Task details — Identify every line in the material below that contains the string "elements", and copy each of those lines. Case counts.

Information given —
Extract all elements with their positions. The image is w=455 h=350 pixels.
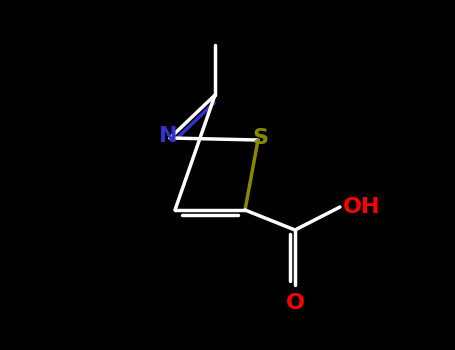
Text: N: N [159,126,177,146]
Text: OH: OH [343,197,381,217]
Text: S: S [252,128,268,148]
Text: O: O [285,293,304,313]
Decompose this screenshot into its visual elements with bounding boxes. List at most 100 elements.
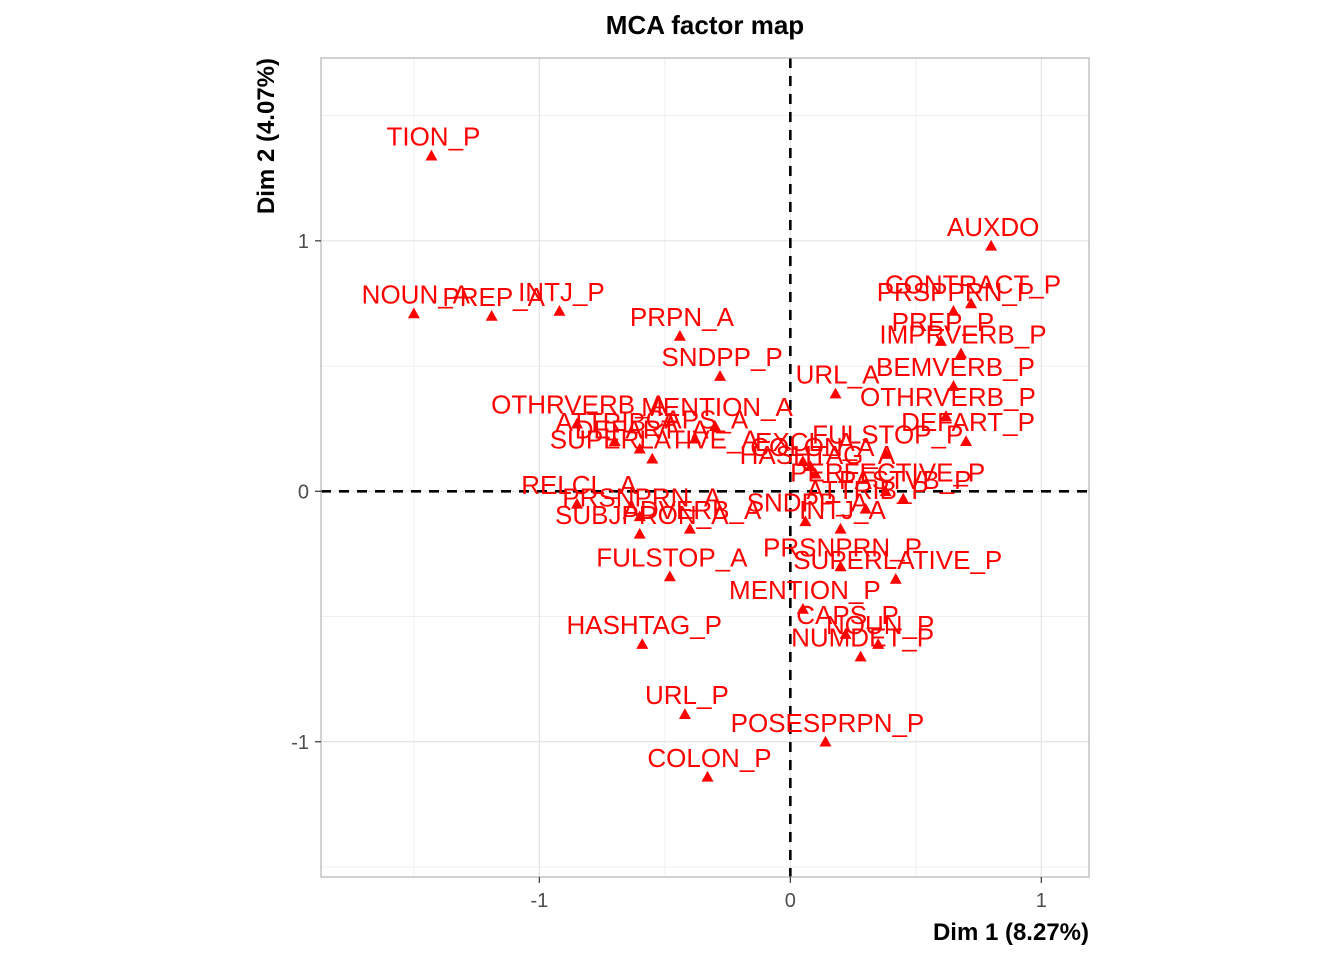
data-point-label: RELCL_A	[521, 470, 637, 500]
data-point-label: ATTRIB_P	[806, 475, 928, 505]
data-point-marker	[701, 770, 714, 782]
minor-gridlines	[321, 58, 1089, 877]
data-point-label: COLON_A	[750, 432, 875, 462]
data-point-label: NOUN_A	[362, 279, 471, 309]
data-point-marker	[955, 347, 967, 359]
data-point-marker	[965, 297, 978, 309]
y-axis-title: Dim 2 (4.07%)	[253, 58, 280, 214]
data-point-label: URL_P	[645, 680, 729, 710]
data-point-label: POSESPRPN_P	[731, 708, 925, 738]
data-point-label: DEFART_A	[575, 415, 710, 445]
data-point-marker	[688, 432, 701, 444]
data-point-label: PASTVB_P	[839, 465, 971, 495]
data-point-marker	[879, 485, 892, 497]
data-point-label: PERFECTIVE_P	[790, 457, 985, 487]
data-point-marker	[889, 572, 902, 584]
data-point-label: PRSPPRN_P	[877, 277, 1035, 307]
data-point-label: BEMVERB_P	[876, 352, 1035, 382]
data-point-marker	[608, 435, 621, 447]
data-point-label: TION_P	[386, 122, 480, 152]
data-point-label: CAPS_A	[646, 405, 749, 435]
data-point-marker	[485, 309, 498, 321]
data-points	[407, 149, 998, 782]
x-tick-label: 1	[1036, 890, 1047, 912]
data-point-marker	[859, 502, 872, 514]
data-point-marker	[636, 638, 649, 649]
panel-border	[320, 57, 1090, 878]
data-point-label: OTHRVERB_A	[491, 390, 667, 420]
data-point-label: DEFART_P	[901, 407, 1035, 437]
data-point-marker	[939, 410, 952, 421]
data-point-label: HASHTAG_P	[566, 610, 722, 640]
data-point-label: IMPRVERB_P	[879, 320, 1046, 350]
data-point-marker	[425, 149, 438, 161]
data-point-label: INTJ_A	[799, 495, 886, 525]
data-point-label: HASHTAG_A	[740, 440, 896, 470]
data-point-label: MENTION_A	[641, 392, 793, 422]
data-point-marker	[683, 522, 696, 534]
data-point-label: FULSTOP_P	[812, 420, 963, 450]
chart-title: MCA factor map	[606, 10, 804, 40]
x-axis-title: Dim 1 (8.27%)	[933, 919, 1089, 946]
data-point-label: PREP_P	[892, 307, 995, 337]
data-point-marker	[839, 628, 852, 639]
data-point-label: NOUN_P	[826, 610, 934, 640]
x-axis-ticks: -1 0 1	[530, 877, 1047, 912]
data-point-marker	[879, 447, 892, 459]
data-point-marker	[829, 387, 842, 399]
data-point-label: ADVERB_A	[623, 495, 762, 525]
data-point-label: PRPN_A	[630, 302, 735, 332]
y-tick-label: 0	[298, 481, 309, 503]
data-point-label: SNDPP_P	[661, 342, 782, 372]
data-point-marker	[553, 304, 566, 316]
data-point-label: SUBJPRON_A	[555, 500, 729, 530]
data-point-marker	[633, 527, 646, 539]
data-point-label: COLON_P	[647, 743, 771, 773]
data-point-marker	[407, 307, 420, 319]
data-point-marker	[834, 522, 847, 534]
data-point-marker	[663, 570, 676, 582]
data-point-marker	[709, 420, 722, 431]
data-point-marker	[819, 735, 832, 747]
x-tick-label: -1	[530, 890, 548, 912]
data-point-label: CAPS_P	[796, 600, 899, 630]
data-point-label: ATTRIB_A	[555, 407, 678, 437]
reference-lines	[321, 58, 1089, 877]
data-point-marker	[796, 603, 809, 614]
data-point-label: PRSNPRN_P	[763, 532, 922, 562]
data-point-label: AUXDO	[947, 212, 1039, 242]
data-point-marker	[960, 435, 973, 447]
y-tick-label: -1	[291, 732, 309, 754]
data-point-marker	[714, 370, 727, 381]
data-point-marker	[646, 452, 659, 464]
data-point-label: EXCL_A	[755, 427, 855, 457]
data-point-marker	[872, 638, 885, 649]
data-point-label: PRSNPRN_A	[562, 482, 722, 512]
data-point-label: MENTION_P	[729, 575, 881, 605]
data-point-label: SNDPP_A	[747, 487, 869, 517]
data-point-marker	[678, 708, 691, 720]
data-point-label: OTHRVERB_P	[860, 382, 1036, 412]
data-point-marker	[934, 335, 947, 346]
data-point-marker	[571, 417, 583, 429]
data-point-marker	[854, 650, 867, 662]
data-point-marker	[633, 442, 646, 454]
data-point-marker	[673, 330, 686, 341]
data-point-marker	[985, 239, 998, 251]
data-point-marker	[947, 304, 960, 316]
data-point-label: SUPERLATIVE_A	[550, 425, 760, 455]
data-point-label: NUMDET_P	[791, 623, 934, 653]
data-point-label: CONTRACT_P	[885, 269, 1061, 299]
data-point-marker	[804, 460, 817, 472]
data-point-label: PREP_A	[442, 282, 545, 312]
data-point-label: FULSTOP_A	[596, 542, 748, 572]
data-point-marker	[796, 455, 809, 467]
data-point-marker	[799, 515, 812, 527]
data-point-marker	[897, 492, 910, 504]
x-tick-label: 0	[785, 890, 796, 912]
y-tick-label: 1	[298, 231, 309, 253]
data-point-marker	[633, 510, 646, 522]
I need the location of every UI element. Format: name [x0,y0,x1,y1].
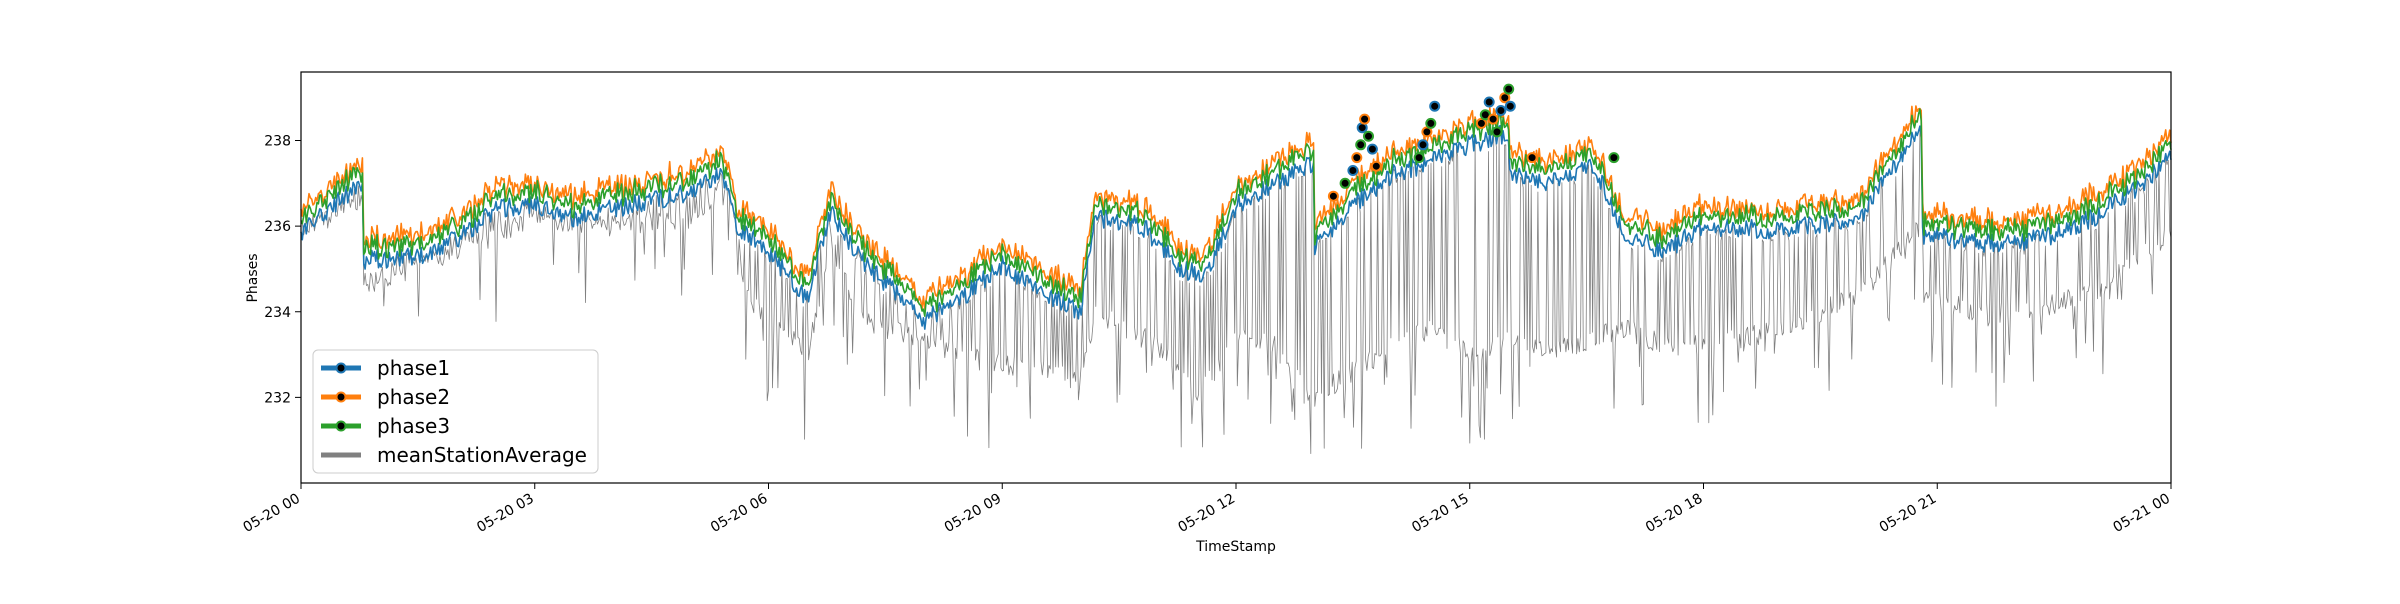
legend-marker-phase1 [335,362,347,374]
legend-marker-phase2 [335,391,347,403]
series-line-phase3 [300,108,2172,317]
outlier-marker [1413,152,1425,164]
outlier-marker [1503,83,1515,95]
legend-box [312,349,599,474]
outlier-marker [1359,113,1371,125]
outlier-marker [1475,117,1487,129]
outlier-marker [1526,152,1538,164]
legend-marker-phase3 [335,420,347,432]
series-line-phase2 [300,105,2172,311]
outlier-marker [1351,152,1363,164]
legend: phase1 phase2 phase3 meanStationAverage [312,349,599,474]
outlier-marker-layer [1327,83,1620,202]
y-tick-label: 232 [264,390,291,406]
outlier-marker [1347,165,1359,176]
outlier-marker [1327,190,1339,202]
legend-label-meanStationAverage: meanStationAverage [377,443,587,467]
y-tick-label: 236 [264,219,291,235]
y-tick-label: 234 [264,305,291,321]
legend-label-phase3: phase3 [377,414,450,438]
outlier-marker [1608,152,1620,164]
outlier-marker [1366,143,1378,155]
series-layer [300,105,2172,455]
y-axis-label: Phases [245,253,261,302]
outlier-marker [1425,117,1437,129]
outlier-marker [1487,113,1499,125]
legend-label-phase2: phase2 [377,385,450,409]
x-axis-label: TimeStamp [1195,539,1276,555]
outlier-marker [1355,139,1367,151]
outlier-marker [1417,139,1429,151]
y-tick-label: 238 [264,134,291,150]
outlier-marker [1363,130,1374,142]
legend-label-phase1: phase1 [377,356,450,380]
outlier-marker [1483,96,1495,108]
outlier-marker [1499,92,1511,104]
outlier-marker [1356,122,1368,134]
series-line-phase1 [300,125,2172,330]
outlier-marker [1491,126,1503,138]
outlier-marker [1339,177,1351,189]
outlier-marker [1370,160,1382,172]
y-axis: 232 234 236 238 [264,134,301,406]
outlier-marker [1504,100,1516,112]
outlier-marker [1429,100,1441,112]
outlier-marker [1495,105,1507,116]
outlier-marker [1421,126,1433,138]
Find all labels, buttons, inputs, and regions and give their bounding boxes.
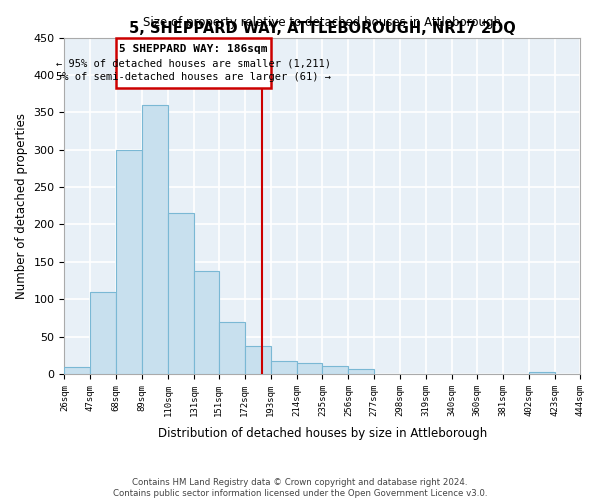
- Y-axis label: Number of detached properties: Number of detached properties: [15, 113, 28, 299]
- Text: 5% of semi-detached houses are larger (61) →: 5% of semi-detached houses are larger (6…: [56, 72, 331, 82]
- Bar: [349, 368, 374, 374]
- Bar: [322, 366, 349, 374]
- Title: 5, SHEPPARD WAY, ATTLEBOROUGH, NR17 2DQ: 5, SHEPPARD WAY, ATTLEBOROUGH, NR17 2DQ: [129, 22, 516, 36]
- Bar: [91, 292, 116, 374]
- Bar: [219, 322, 245, 374]
- Bar: [142, 105, 168, 374]
- Bar: [245, 346, 271, 374]
- Text: 5 SHEPPARD WAY: 186sqm: 5 SHEPPARD WAY: 186sqm: [119, 44, 268, 54]
- Bar: [529, 372, 554, 374]
- Bar: [168, 213, 194, 374]
- X-axis label: Distribution of detached houses by size in Attleborough: Distribution of detached houses by size …: [158, 427, 487, 440]
- Bar: [194, 271, 219, 374]
- Text: Contains HM Land Registry data © Crown copyright and database right 2024.
Contai: Contains HM Land Registry data © Crown c…: [113, 478, 487, 498]
- Bar: [296, 364, 322, 374]
- FancyBboxPatch shape: [116, 38, 271, 88]
- Text: Size of property relative to detached houses in Attleborough: Size of property relative to detached ho…: [143, 16, 502, 29]
- Bar: [64, 367, 91, 374]
- Text: ← 95% of detached houses are smaller (1,211): ← 95% of detached houses are smaller (1,…: [56, 58, 331, 68]
- Bar: [116, 150, 142, 374]
- Bar: [271, 361, 296, 374]
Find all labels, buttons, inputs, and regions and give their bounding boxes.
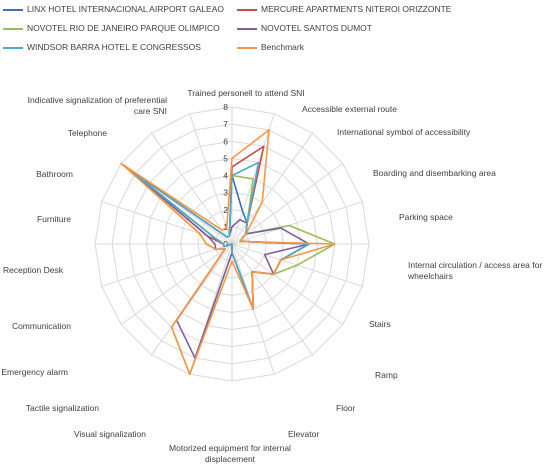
legend-swatch bbox=[3, 47, 23, 49]
category-label: Boarding and disembarking area bbox=[373, 168, 496, 178]
category-label: Ramp bbox=[375, 370, 398, 380]
category-label: Stairs bbox=[369, 319, 391, 329]
category-label: Floor bbox=[336, 403, 356, 413]
legend-label: NOVOTEL RIO DE JANEIRO PARQUE OLIMPICO bbox=[27, 23, 220, 33]
category-label: Trained personell to attend SNI bbox=[187, 88, 304, 98]
category-label: Tactile signalization bbox=[26, 403, 100, 413]
category-label: Reception Desk bbox=[3, 265, 64, 275]
category-label: Parking space bbox=[399, 212, 453, 222]
tick-label: 5 bbox=[223, 153, 228, 163]
tick-label: 8 bbox=[223, 102, 228, 112]
grid-spoke bbox=[151, 132, 233, 245]
grid-spoke bbox=[231, 243, 344, 325]
tick-label: 7 bbox=[223, 119, 228, 129]
category-label: Accessible external route bbox=[302, 104, 397, 114]
legend-label: WINDSOR BARRA HOTEL E CONGRESSOS bbox=[27, 42, 201, 52]
category-label: Indicative signalization of preferential… bbox=[28, 95, 167, 116]
category-label: Elevator bbox=[288, 429, 319, 439]
category-label: International symbol of accessibility bbox=[337, 127, 471, 137]
legend-label: LINX HOTEL INTERNACIONAL AIRPORT GALEAO bbox=[27, 4, 224, 14]
tick-label: 2 bbox=[223, 205, 228, 215]
series-line bbox=[120, 129, 336, 376]
legend-swatch bbox=[3, 28, 23, 30]
category-label: Furniture bbox=[37, 214, 71, 224]
legend-swatch bbox=[237, 47, 257, 49]
legend-label: Benchmark bbox=[261, 42, 304, 52]
legend: LINX HOTEL INTERNACIONAL AIRPORT GALEAO M… bbox=[0, 0, 550, 60]
legend-swatch bbox=[3, 9, 23, 11]
grid-spoke bbox=[231, 163, 344, 245]
tick-label: 0 bbox=[223, 239, 228, 249]
category-label: Communication bbox=[12, 321, 71, 331]
category-label: Motorized equipment for internal displace… bbox=[169, 443, 291, 464]
tick-label: 6 bbox=[223, 136, 228, 146]
series-layer bbox=[120, 129, 336, 376]
category-label: Internal circulation / access area for wh… bbox=[407, 260, 542, 281]
category-label: Emergency alarm bbox=[1, 367, 68, 377]
grid-spoke bbox=[101, 243, 233, 287]
grid-spoke bbox=[189, 113, 233, 245]
legend-label: NOVOTEL SANTOS DUMOT bbox=[261, 23, 372, 33]
grid-spoke bbox=[231, 132, 313, 245]
category-label: Bathroom bbox=[36, 169, 73, 179]
grid-spoke bbox=[120, 243, 233, 325]
tick-label: 3 bbox=[223, 188, 228, 198]
tick-label: 4 bbox=[223, 171, 228, 181]
grid-spoke bbox=[231, 201, 363, 245]
grid-spoke bbox=[231, 243, 313, 356]
tick-label: 1 bbox=[223, 222, 228, 232]
legend-swatch bbox=[237, 28, 257, 30]
grid-spoke bbox=[151, 243, 233, 356]
legend-label: MERCURE APARTMENTS NITEROI ORIZZONTE bbox=[261, 4, 452, 14]
category-label: Telephone bbox=[68, 128, 108, 138]
category-labels: Trained personell to attend SNI Accessibl… bbox=[1, 88, 542, 464]
category-label: Visual signalization bbox=[74, 429, 146, 439]
legend-swatch bbox=[237, 9, 257, 11]
radial-tick-labels: 0 1 2 3 4 5 6 7 8 bbox=[223, 102, 228, 249]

Response for this exercise —
Extract all elements with their positions. The image is w=455 h=350 pixels.
Decompose this screenshot into its visual elements with bounding boxes. List at most 100 elements.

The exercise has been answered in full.